* [What is being asked] All lines in which the word "https" occurs are to be extracted.

* [Records]
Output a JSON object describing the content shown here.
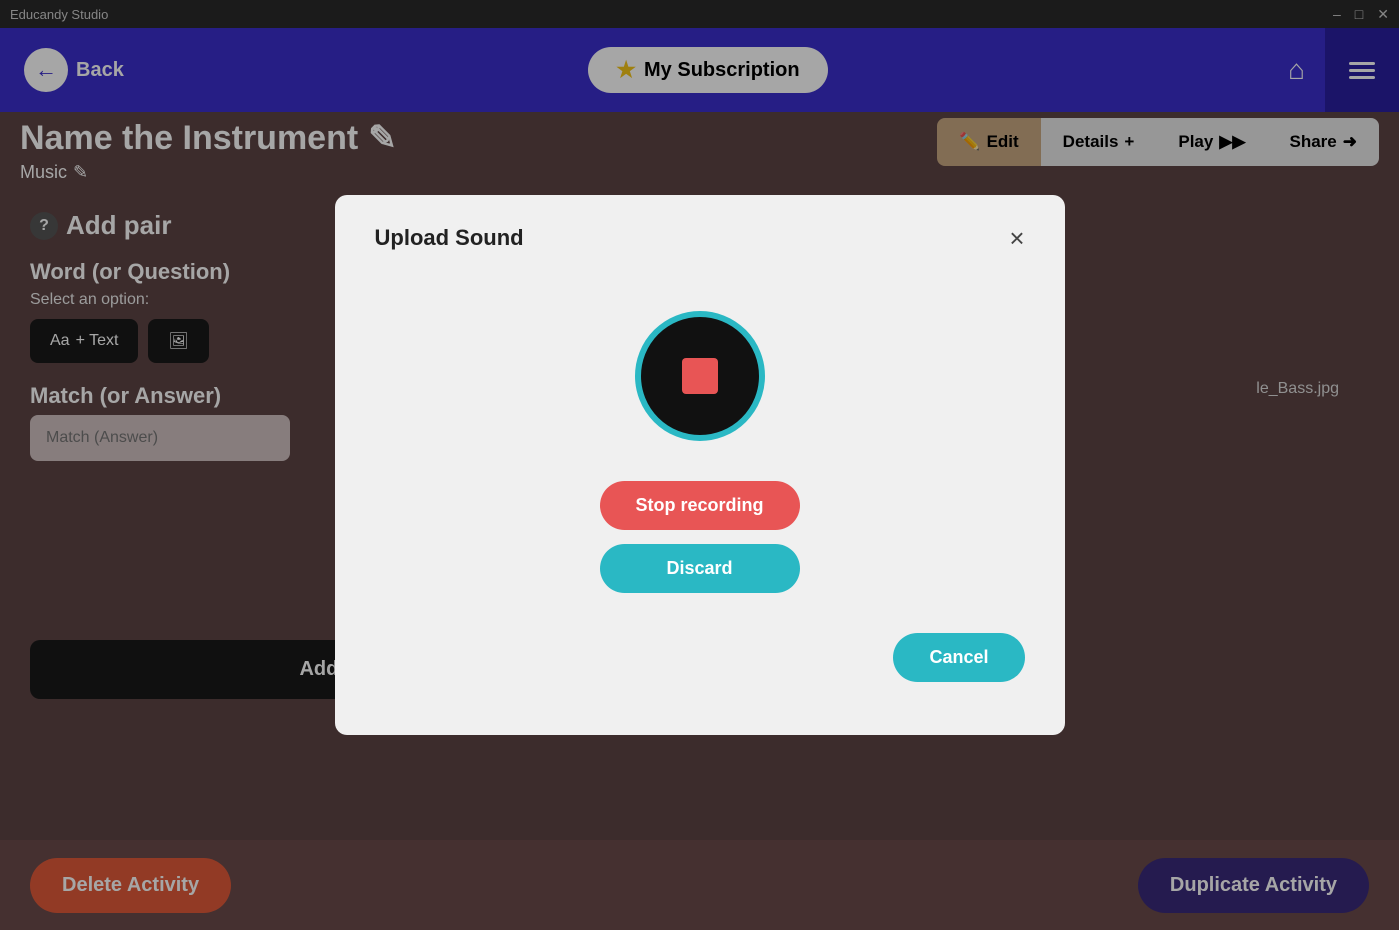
{
  "titleBar": {
    "appName": "Educandy Studio",
    "controls": [
      "minimize",
      "maximize",
      "close"
    ]
  },
  "topNav": {
    "backLabel": "Back",
    "subscriptionLabel": "My Subscription",
    "homeIcon": "home",
    "menuIcon": "menu"
  },
  "pageHeader": {
    "title": "Name the Instrument",
    "editIcon": "pencil",
    "subtitle": "Music",
    "subtitleEditIcon": "pencil"
  },
  "tabs": [
    {
      "id": "edit",
      "label": "Edit",
      "icon": "✏️",
      "active": true
    },
    {
      "id": "details",
      "label": "Details",
      "icon": "+"
    },
    {
      "id": "play",
      "label": "Play",
      "icon": "▶▶"
    },
    {
      "id": "share",
      "label": "Share",
      "icon": "share"
    }
  ],
  "addPair": {
    "icon": "?",
    "title": "Add pair",
    "wordLabel": "Word (or Question)",
    "selectOptionLabel": "Select an option:",
    "optionText": "+ Text",
    "matchLabel": "Match (or Answer)",
    "matchPlaceholder": "Match (Answer)",
    "addPairButtonLabel": "Add pair"
  },
  "rightContent": {
    "filename": "le_Bass.jpg"
  },
  "bottomBar": {
    "deleteLabel": "Delete Activity",
    "duplicateLabel": "Duplicate Activity"
  },
  "modal": {
    "title": "Upload Sound",
    "closeIcon": "×",
    "recordIcon": "stop-square",
    "stopRecordingLabel": "Stop recording",
    "discardLabel": "Discard",
    "cancelLabel": "Cancel"
  }
}
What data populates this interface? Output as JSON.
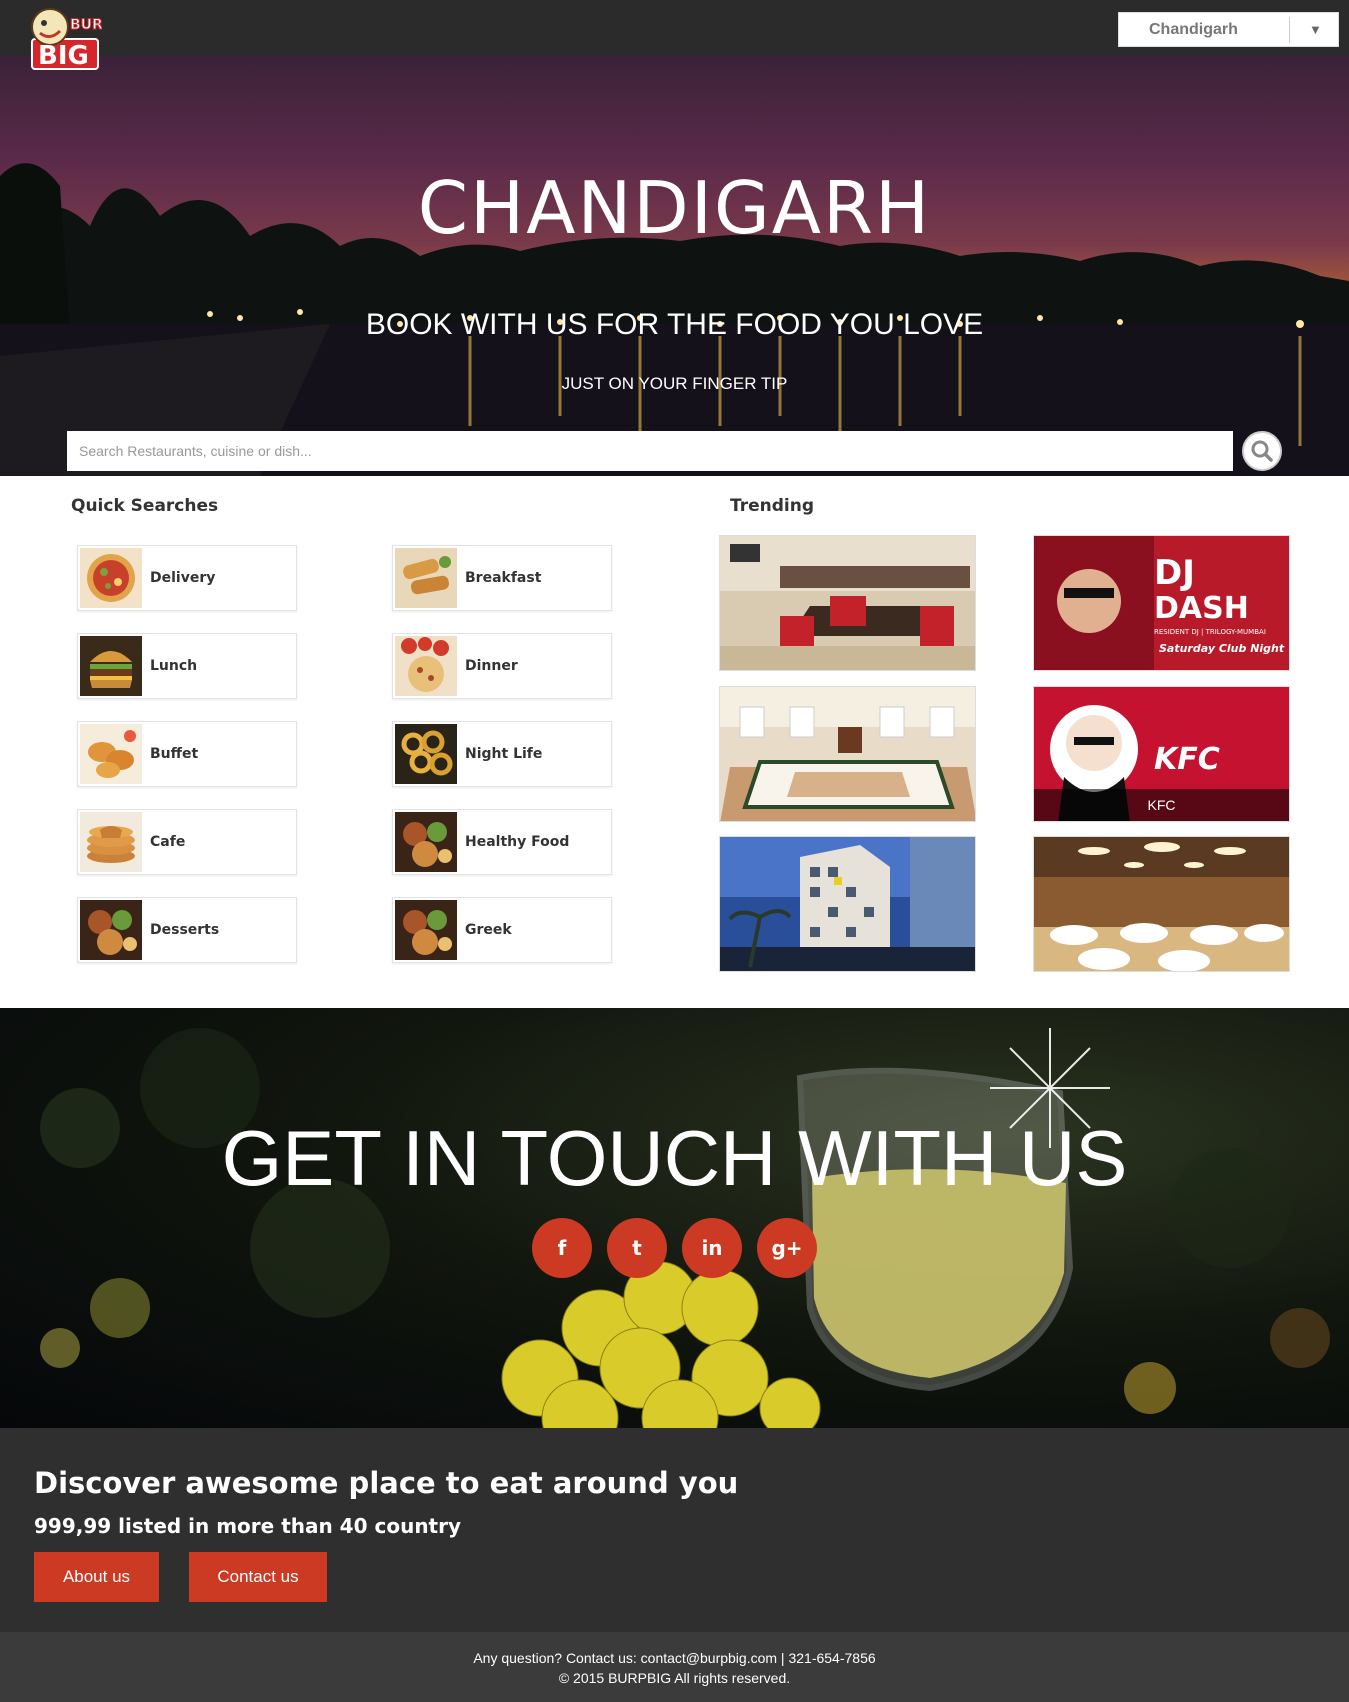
{
  "header": {
    "logo_top": "BURP",
    "logo_bottom": "BIG",
    "city_selected": "Chandigarh",
    "dropdown_arrow": "▼"
  },
  "hero": {
    "title": "CHANDIGARH",
    "subtitle": "BOOK WITH US FOR THE FOOD YOU LOVE",
    "tagline": "JUST ON YOUR FINGER TIP",
    "search_placeholder": "Search Restaurants, cuisine or dish...",
    "search_icon": "search-icon"
  },
  "quick_searches": {
    "title": "Quick Searches",
    "items": [
      {
        "label": "Delivery"
      },
      {
        "label": "Breakfast"
      },
      {
        "label": "Lunch"
      },
      {
        "label": "Dinner"
      },
      {
        "label": "Buffet"
      },
      {
        "label": "Night Life"
      },
      {
        "label": "Cafe"
      },
      {
        "label": "Healthy Food"
      },
      {
        "label": "Desserts"
      },
      {
        "label": "Greek"
      }
    ]
  },
  "trending": {
    "title": "Trending",
    "cards": [
      {
        "caption": ""
      },
      {
        "caption": "",
        "poster_line1": "DJ",
        "poster_line2": "DASH",
        "poster_line3": "RESIDENT DJ | TRILOGY-MUMBAI",
        "poster_line4": "Saturday Club Night"
      },
      {
        "caption": ""
      },
      {
        "caption": "KFC",
        "logo_text": "KFC"
      },
      {
        "caption": ""
      },
      {
        "caption": ""
      }
    ]
  },
  "contact": {
    "title": "GET IN TOUCH WITH US",
    "social": [
      {
        "glyph": "f",
        "icon": "facebook-icon"
      },
      {
        "glyph": "t",
        "icon": "twitter-icon"
      },
      {
        "glyph": "in",
        "icon": "linkedin-icon"
      },
      {
        "glyph": "g+",
        "icon": "google-plus-icon"
      }
    ]
  },
  "discover": {
    "title": "Discover awesome place to eat around you",
    "subtitle": "999,99 listed in more than 40 country",
    "about_label": "About us",
    "contact_label": "Contact us"
  },
  "footer": {
    "line1": "Any question? Contact us: contact@burpbig.com | 321-654-7856",
    "line2": "© 2015 BURPBIG All rights reserved."
  },
  "colors": {
    "accent": "#cc3a24",
    "topbar": "#2b2b2b",
    "discover_bg": "#2f2f2f",
    "footer_bg": "#3b3b3b"
  }
}
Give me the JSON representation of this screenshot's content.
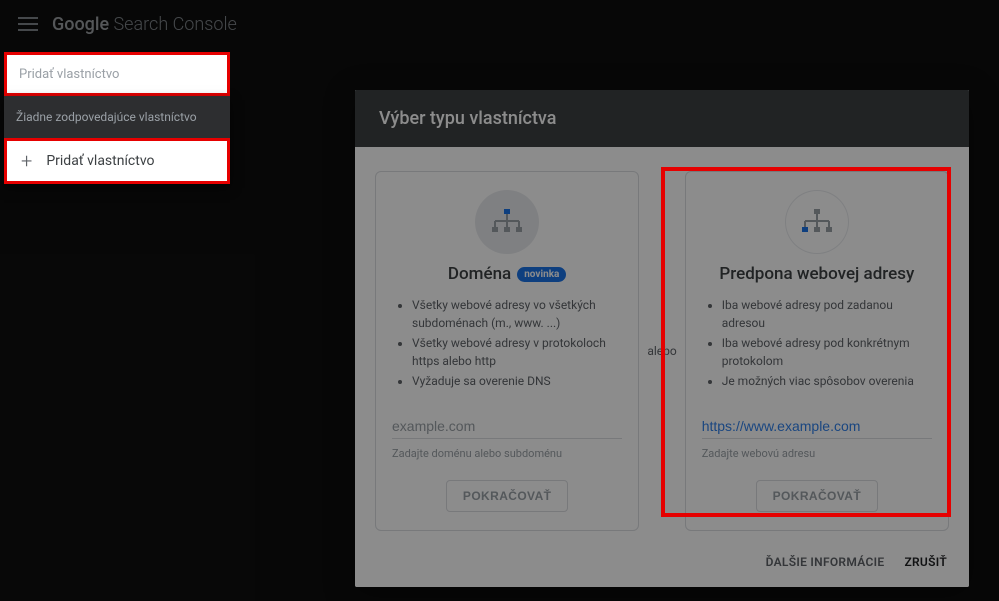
{
  "header": {
    "brand_google": "Google",
    "brand_sc": " Search Console"
  },
  "sidebar": {
    "search_placeholder": "Pridať vlastníctvo",
    "no_match": "Žiadne zodpovedajúce vlastníctvo",
    "add_label": "Pridať vlastníctvo"
  },
  "dialog": {
    "title": "Výber typu vlastníctva",
    "separator": "alebo",
    "domain": {
      "title": "Doména",
      "badge": "novinka",
      "bullets": [
        "Všetky webové adresy vo všetkých subdoménach (m., www. ...)",
        "Všetky webové adresy v protokoloch https alebo http",
        "Vyžaduje sa overenie DNS"
      ],
      "placeholder": "example.com",
      "hint": "Zadajte doménu alebo subdoménu",
      "button": "POKRAČOVAŤ"
    },
    "urlprefix": {
      "title": "Predpona webovej adresy",
      "bullets": [
        "Iba webové adresy pod zadanou adresou",
        "Iba webové adresy pod konkrétnym protokolom",
        "Je možných viac spôsobov overenia"
      ],
      "placeholder": "https://www.example.com",
      "hint": "Zadajte webovú adresu",
      "button": "POKRAČOVAŤ"
    },
    "footer": {
      "more": "ĎALŠIE INFORMÁCIE",
      "cancel": "ZRUŠIŤ"
    }
  }
}
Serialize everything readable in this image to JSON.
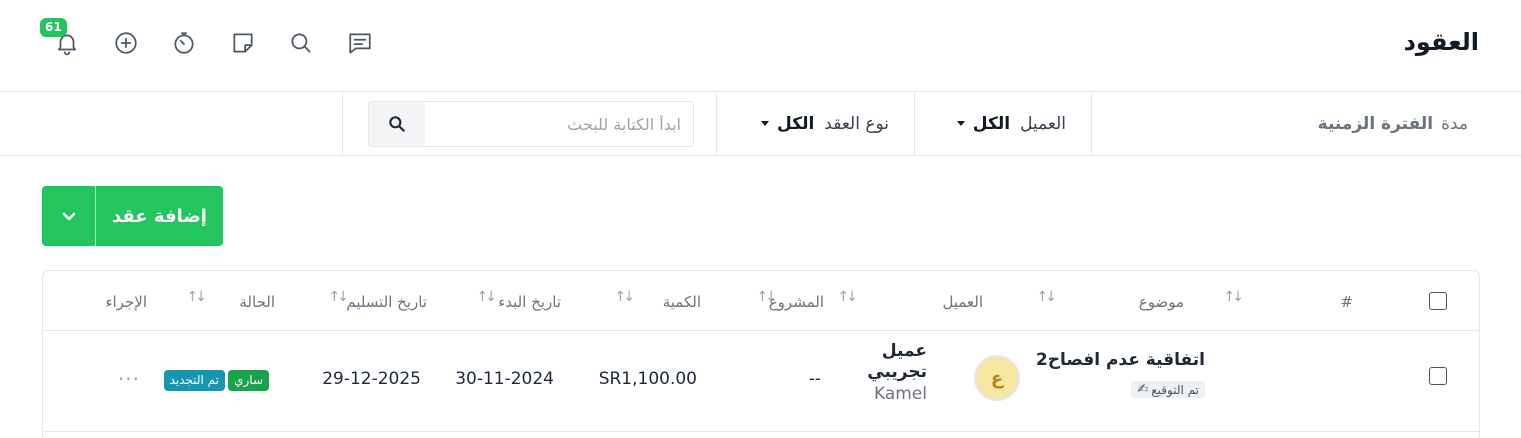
{
  "header": {
    "title": "العقود",
    "notification_count": "61",
    "icons": [
      "bell-icon",
      "plus-circle-icon",
      "timer-icon",
      "sticky-note-icon",
      "search-icon",
      "chat-icon"
    ]
  },
  "filters": {
    "period_label": "مدة",
    "period_value": "الفترة الزمنية",
    "client_label": "العميل",
    "client_value": "الكل",
    "type_label": "نوع العقد",
    "type_value": "الكل",
    "search_placeholder": "ابدأ الكتابة للبحث"
  },
  "actions": {
    "add_label": "إضافة عقد"
  },
  "table": {
    "columns": {
      "number": "#",
      "subject": "موضوع",
      "client": "العميل",
      "project": "المشروع",
      "amount": "الكمية",
      "start_date": "تاريخ البدء",
      "delivery_date": "تاريخ التسليم",
      "status": "الحالة",
      "action": "الإجراء"
    },
    "rows": [
      {
        "subject": "اتفاقية عدم افصاح2",
        "signed_label": "تم التوقيع",
        "avatar_letter": "ع",
        "client_name_line1": "عميل",
        "client_name_line2": "تجريبي",
        "client_sub": "Kamel",
        "project": "--",
        "amount": "SR1,100.00",
        "start_date": "30-11-2024",
        "delivery_date": "29-12-2025",
        "status_active": "ساري",
        "status_renewed": "تم التجديد",
        "action": "..."
      }
    ]
  },
  "colors": {
    "primary_green": "#22c55e",
    "status_active": "#16a34a",
    "status_renewed": "#1796b0",
    "avatar_bg": "#f5e7a1"
  }
}
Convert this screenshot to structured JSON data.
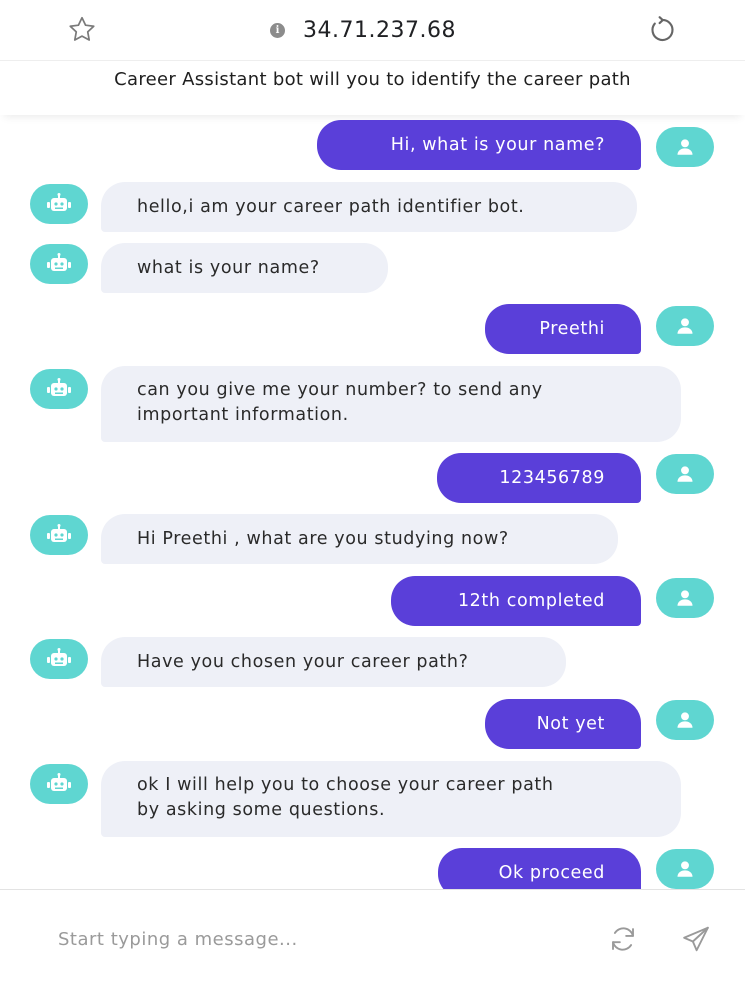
{
  "browser": {
    "url": "34.71.237.68",
    "icons": {
      "bookmark": "star-icon",
      "info": "info-icon",
      "reload": "reload-icon"
    }
  },
  "chat": {
    "title": "Career Assistant bot will you to identify the career path",
    "messages": [
      {
        "sender": "user",
        "text": "Hi, what is your name?"
      },
      {
        "sender": "bot",
        "text": "hello,i am your career path identifier bot."
      },
      {
        "sender": "bot",
        "text": "what is your name?"
      },
      {
        "sender": "user",
        "text": "Preethi"
      },
      {
        "sender": "bot",
        "lines": [
          "can you give me your number? to send any",
          "important information."
        ]
      },
      {
        "sender": "user",
        "text": "123456789"
      },
      {
        "sender": "bot",
        "text": "Hi Preethi , what are you studying now?"
      },
      {
        "sender": "user",
        "text": "12th completed"
      },
      {
        "sender": "bot",
        "text": "Have you chosen your career path?"
      },
      {
        "sender": "user",
        "text": "Not yet"
      },
      {
        "sender": "bot",
        "lines": [
          "ok I will help you to choose your career path",
          "by asking some questions."
        ]
      },
      {
        "sender": "user",
        "text": "Ok proceed"
      }
    ]
  },
  "composer": {
    "placeholder": "Start typing a message...",
    "value": "",
    "icons": {
      "refresh": "refresh-icon",
      "send": "send-icon"
    }
  },
  "colors": {
    "user_bubble": "#5a3fd9",
    "bot_bubble": "#eef0f7",
    "avatar_bg": "#5fd6d1"
  }
}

* [Response to the task]
        "Všetky webové adresy v protokoloch https alebo http",
      "placeholder": "https://www.example.com",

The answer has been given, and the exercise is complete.